___ INPUT DATA
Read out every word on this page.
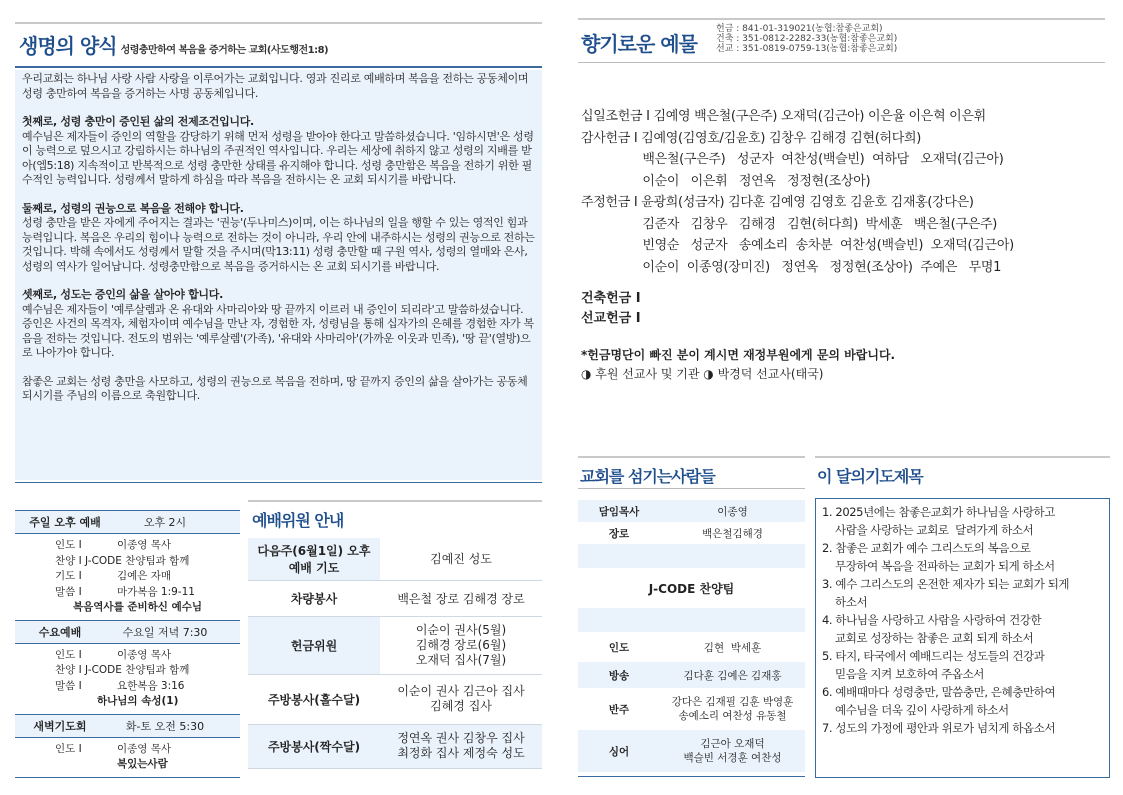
생명의 양식 성령충만하여 복음을 증거하는 교회(사도행전1:8)

우리교회는 하나님 사랑 사람 사랑을 이루어가는 교회입니다. 영과 진리로 예배하며 복음을 전하는 공동체이며 성령 충만하여 복음을 증거하는 사명 공동체입니다.

첫째로, 성령 충만이 증인된 삶의 전제조건입니다.

예수님은 제자들이 증인의 역할을 감당하기 위해 먼저 성령을 받아야 한다고 말씀하셨습니다. '임하시면'은 성령이 능력으로 덮으시고 강림하시는 하나님의 주권적인 역사입니다. 우리는 세상에 취하지 않고 성령의 지배를 받아(엡5:18) 지속적이고 반복적으로 성령 충만한 상태를 유지해야 합니다. 성령 충만함은 복음을 전하기 위한 필수적인 능력입니다. 성령께서 말하게 하심을 따라 복음을 전하시는 온 교회 되시기를 바랍니다.

둘째로, 성령의 권능으로 복음을 전해야 합니다.

성령 충만을 받은 자에게 주어지는 결과는 '권능'(두나미스)이며, 이는 하나님의 일을 행할 수 있는 영적인 힘과 능력입니다. 복음은 우리의 힘이나 능력으로 전하는 것이 아니라, 우리 안에 내주하시는 성령의 권능으로 전하는 것입니다. 박해 속에서도 성령께서 말할 것을 주시며(막13:11) 성령 충만할 때 구원 역사, 성령의 열매와 은사, 성령의 역사가 일어납니다. 성령충만함으로 복음을 증거하시는 온 교회 되시기를 바랍니다.

셋째로, 성도는 증인의 삶을 살아야 합니다.

예수님은 제자들이 '예루살렘과 온 유대와 사마리아와 땅 끝까지 이르러 내 증인이 되리라'고 말씀하셨습니다. 증인은 사건의 목격자, 체험자이며 예수님을 만난 자, 경험한 자, 성령님을 통해 십자가의 은혜를 경험한 자가 복음을 전하는 것입니다. 전도의 범위는 '예루살렘'(가족), '유대와 사마리아'(가까운 이웃과 민족), '땅 끝'(열방)으로 나아가야 합니다.

참좋은 교회는 성령 충만을 사모하고, 성령의 권능으로 복음을 전하며, 땅 끝까지 증인의 삶을 살아가는 공동체되시기를 주님의 이름으로 축원합니다.

주일 오후 예배	오후 2시
인도 I	이종영 목사
찬양 I J-CODE 찬양팀과 함께
기도 I	김예은 자매
말씀 I	마가복음 1:9-11
복음역사를 준비하신 예수님
수요예배	수요일 저녁 7:30
인도 I	이종영 목사
찬양 I J-CODE 찬양팀과 함께
말씀 I	요한복음 3:16
하나님의 속성(1)
새벽기도회	화-토 오전 5:30
인도 I	이종영 목사
복있는사람
예배위원 안내
다음주(6월1일) 오후예배 기도	김예진 성도
차량봉사	백은철 장로 김해경 장로
헌금위원	이순이 권사(5월)
김해경 장로(6월)
오재덕 집사(7월)
주방봉사(홀수달)	이순이 권사 김근아 집사
김혜경 집사
주방봉사(짝수달)	정연옥 권사 김창우 집사
최정화 집사 제정숙 성도
향기로운 예물
헌금 : 841-01-319021(농협:참좋은교회)
건축 : 351-0812-2282-33(농협:참좋은교회)
선교 : 351-0819-0759-13(농협:참좋은교회)
십일조헌금 I 김예영 백은철(구은주) 오재덕(김근아) 이은율 이은혁 이은휘
감사헌금 I 김예영(김영호/김윤호) 김창우 김해경 김현(허다희)
백은철(구은주)   성군자  여찬성(백슬빈)  여하담   오재덕(김근아)
이순이   이은휘   정연옥   정정현(조상아)
주정헌금 I 윤광희(성금자) 김다훈 김예영 김영호 김윤호 김재홍(강다은)
김준자   김창우   김해경   김현(허다희)  박세훈   백은철(구은주)
빈영순   성군자   송예소리  송차분  여찬성(백슬빈)  오재덕(김근아)
이순이  이종영(장미진)   정연옥   정정현(조상아)  주예은   무명1
건축헌금 I
선교헌금 I
*헌금명단이 빠진 분이 계시면 재정부원에게 문의 바랍니다.
◑ 후원 선교사 및 기관 ◑ 박경덕 선교사(태국)
교회를 섬기는사람들
담임목사	이종영
장로	백은철김해경

J-CODE 찬양팀	

인도	김현  박세훈
방송	김다훈 김예은 김재홍
반주	강다은 김재필 김훈 박영훈
송예소리 여찬성 유동철
싱어	김근아 오재덕
백슬빈 서경훈 여찬성
이 달의기도제목
1. 2025년에는 참좋은교회가 하나님을 사랑하고
사람을 사랑하는 교회로  달려가게 하소서
2. 참좋은 교회가 예수 그리스도의 복음으로
무장하여 복음을 전파하는 교회가 되게 하소서
3. 예수 그리스도의 온전한 제자가 되는 교회가 되게
하소서
4. 하나님을 사랑하고 사람을 사랑하여 건강한
교회로 성장하는 참좋은 교회 되게 하소서
5. 타지, 타국에서 예배드리는 성도들의 건강과
믿음을 지켜 보호하여 주옵소서
6. 예배때마다 성령충만, 말씀충만, 은혜충만하여
예수님을 더욱 깊이 사랑하게 하소서
7. 성도의 가정에 평안과 위로가 넘치게 하옵소서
______
## EXERCISE AIM
Copy the records above exactly, leaving out every picture.

## FULL RESPONSE
Read out every word on this page.
생명의 양식 성령충만하여 복음을 증거하는 교회(사도행전1:8)

우리교회는 하나님 사랑 사람 사랑을 이루어가는 교회입니다. 영과 진리로 예배하며 복음을 전하는 공동체이며 성령 충만하여 복음을 증거하는 사명 공동체입니다.

첫째로, 성령 충만이 증인된 삶의 전제조건입니다.

예수님은 제자들이 증인의 역할을 감당하기 위해 먼저 성령을 받아야 한다고 말씀하셨습니다. '임하시면'은 성령이 능력으로 덮으시고 강림하시는 하나님의 주권적인 역사입니다. 우리는 세상에 취하지 않고 성령의 지배를 받아(엡5:18) 지속적이고 반복적으로 성령 충만한 상태를 유지해야 합니다. 성령 충만함은 복음을 전하기 위한 필수적인 능력입니다. 성령께서 말하게 하심을 따라 복음을 전하시는 온 교회 되시기를 바랍니다.

둘째로, 성령의 권능으로 복음을 전해야 합니다.

성령 충만을 받은 자에게 주어지는 결과는 '권능'(두나미스)이며, 이는 하나님의 일을 행할 수 있는 영적인 힘과 능력입니다. 복음은 우리의 힘이나 능력으로 전하는 것이 아니라, 우리 안에 내주하시는 성령의 권능으로 전하는 것입니다. 박해 속에서도 성령께서 말할 것을 주시며(막13:11) 성령 충만할 때 구원 역사, 성령의 열매와 은사, 성령의 역사가 일어납니다. 성령충만함으로 복음을 증거하시는 온 교회 되시기를 바랍니다.

셋째로, 성도는 증인의 삶을 살아야 합니다.

예수님은 제자들이 '예루살렘과 온 유대와 사마리아와 땅 끝까지 이르러 내 증인이 되리라'고 말씀하셨습니다. 증인은 사건의 목격자, 체험자이며 예수님을 만난 자, 경험한 자, 성령님을 통해 십자가의 은혜를 경험한 자가 복음을 전하는 것입니다. 전도의 범위는 '예루살렘'(가족), '유대와 사마리아'(가까운 이웃과 민족), '땅 끝'(열방)으로 나아가야 합니다.

참좋은 교회는 성령 충만을 사모하고, 성령의 권능으로 복음을 전하며, 땅 끝까지 증인의 삶을 살아가는 공동체되시기를 주님의 이름으로 축원합니다.

주일 오후 예배	오후 2시
인도 I	이종영 목사
찬양 I J-CODE 찬양팀과 함께
기도 I	김예은 자매
말씀 I	마가복음 1:9-11
복음역사를 준비하신 예수님
수요예배	수요일 저녁 7:30
인도 I	이종영 목사
찬양 I J-CODE 찬양팀과 함께
말씀 I	요한복음 3:16
하나님의 속성(1)
새벽기도회	화-토 오전 5:30
인도 I	이종영 목사
복있는사람
예배위원 안내
다음주(6월1일) 오후예배 기도	김예진 성도
차량봉사	백은철 장로 김해경 장로
헌금위원	이순이 권사(5월)
김해경 장로(6월)
오재덕 집사(7월)
주방봉사(홀수달)	이순이 권사 김근아 집사
김혜경 집사
주방봉사(짝수달)	정연옥 권사 김창우 집사
최정화 집사 제정숙 성도
향기로운 예물
헌금 : 841-01-319021(농협:참좋은교회)
건축 : 351-0812-2282-33(농협:참좋은교회)
선교 : 351-0819-0759-13(농협:참좋은교회)
십일조헌금 I 김예영 백은철(구은주) 오재덕(김근아) 이은율 이은혁 이은휘
감사헌금 I 김예영(김영호/김윤호) 김창우 김해경 김현(허다희)
백은철(구은주)   성군자  여찬성(백슬빈)  여하담   오재덕(김근아)
이순이   이은휘   정연옥   정정현(조상아)
주정헌금 I 윤광희(성금자) 김다훈 김예영 김영호 김윤호 김재홍(강다은)
김준자   김창우   김해경   김현(허다희)  박세훈   백은철(구은주)
빈영순   성군자   송예소리  송차분  여찬성(백슬빈)  오재덕(김근아)
이순이  이종영(장미진)   정연옥   정정현(조상아)  주예은   무명1
건축헌금 I
선교헌금 I
*헌금명단이 빠진 분이 계시면 재정부원에게 문의 바랍니다.
◑ 후원 선교사 및 기관 ◑ 박경덕 선교사(태국)
교회를 섬기는사람들
담임목사	이종영
장로	백은철김해경

J-CODE 찬양팀	

인도	김현  박세훈
방송	김다훈 김예은 김재홍
반주	강다은 김재필 김훈 박영훈
송예소리 여찬성 유동철
싱어	김근아 오재덕
백슬빈 서경훈 여찬성
이 달의기도제목
1. 2025년에는 참좋은교회가 하나님을 사랑하고
사람을 사랑하는 교회로  달려가게 하소서
2. 참좋은 교회가 예수 그리스도의 복음으로
무장하여 복음을 전파하는 교회가 되게 하소서
3. 예수 그리스도의 온전한 제자가 되는 교회가 되게
하소서
4. 하나님을 사랑하고 사람을 사랑하여 건강한
교회로 성장하는 참좋은 교회 되게 하소서
5. 타지, 타국에서 예배드리는 성도들의 건강과
믿음을 지켜 보호하여 주옵소서
6. 예배때마다 성령충만, 말씀충만, 은혜충만하여
예수님을 더욱 깊이 사랑하게 하소서
7. 성도의 가정에 평안과 위로가 넘치게 하옵소서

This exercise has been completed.